Gather up the lines with the word "annat" in them.
★ ★ ★ ★ ★
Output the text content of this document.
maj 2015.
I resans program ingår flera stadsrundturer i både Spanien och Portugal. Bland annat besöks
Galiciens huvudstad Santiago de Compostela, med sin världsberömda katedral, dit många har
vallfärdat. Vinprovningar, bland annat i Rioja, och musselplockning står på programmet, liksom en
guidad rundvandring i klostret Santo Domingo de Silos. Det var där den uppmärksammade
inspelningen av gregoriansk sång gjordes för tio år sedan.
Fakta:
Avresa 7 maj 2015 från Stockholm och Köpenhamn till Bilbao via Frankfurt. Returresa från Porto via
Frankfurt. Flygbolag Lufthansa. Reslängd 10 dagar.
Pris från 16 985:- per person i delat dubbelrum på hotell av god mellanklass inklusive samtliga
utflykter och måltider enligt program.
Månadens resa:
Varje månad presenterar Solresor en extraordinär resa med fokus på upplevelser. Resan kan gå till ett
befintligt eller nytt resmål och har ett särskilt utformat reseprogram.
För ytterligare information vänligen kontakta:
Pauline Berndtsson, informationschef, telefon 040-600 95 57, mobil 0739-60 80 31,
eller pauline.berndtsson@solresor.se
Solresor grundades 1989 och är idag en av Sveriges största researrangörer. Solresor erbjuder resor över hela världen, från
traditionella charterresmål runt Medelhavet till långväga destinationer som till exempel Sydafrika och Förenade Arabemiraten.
★ ★ ★ ★ ★
(Written reply):
I resans program ingår flera stadsrundturer i både Spanien och Portugal. Bland annat besöks
vallfärdat. Vinprovningar, bland annat i Rioja, och musselplockning står på programmet, liksom en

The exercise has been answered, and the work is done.